━━━ SOURCE RECORDS ━━━

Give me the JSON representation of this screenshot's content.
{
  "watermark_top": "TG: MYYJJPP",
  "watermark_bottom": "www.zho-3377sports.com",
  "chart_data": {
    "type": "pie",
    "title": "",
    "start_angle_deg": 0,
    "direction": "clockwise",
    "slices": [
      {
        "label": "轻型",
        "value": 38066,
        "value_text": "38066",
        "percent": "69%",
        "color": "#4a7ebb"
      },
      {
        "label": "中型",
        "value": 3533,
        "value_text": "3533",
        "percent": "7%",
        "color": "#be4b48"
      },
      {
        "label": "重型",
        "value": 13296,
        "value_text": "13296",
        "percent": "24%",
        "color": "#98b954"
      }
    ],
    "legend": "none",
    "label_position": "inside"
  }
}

━━━

• REQUIRED TASK:
Take the listing above and set it down exactly.

• RESPONSE TO THE TASK:
Give me the JSON representation of this screenshot's content.
{
  "watermark_top": "TG: MYYJJPP",
  "watermark_bottom": "www.zho-3377sports.com",
  "chart_data": {
    "type": "pie",
    "title": "",
    "start_angle_deg": 0,
    "direction": "clockwise",
    "slices": [
      {
        "label": "轻型",
        "value": 38066,
        "value_text": "38066",
        "percent": "69%",
        "color": "#4a7ebb"
      },
      {
        "label": "中型",
        "value": 3533,
        "value_text": "3533",
        "percent": "7%",
        "color": "#be4b48"
      },
      {
        "label": "重型",
        "value": 13296,
        "value_text": "13296",
        "percent": "24%",
        "color": "#98b954"
      }
    ],
    "legend": "none",
    "label_position": "inside"
  }
}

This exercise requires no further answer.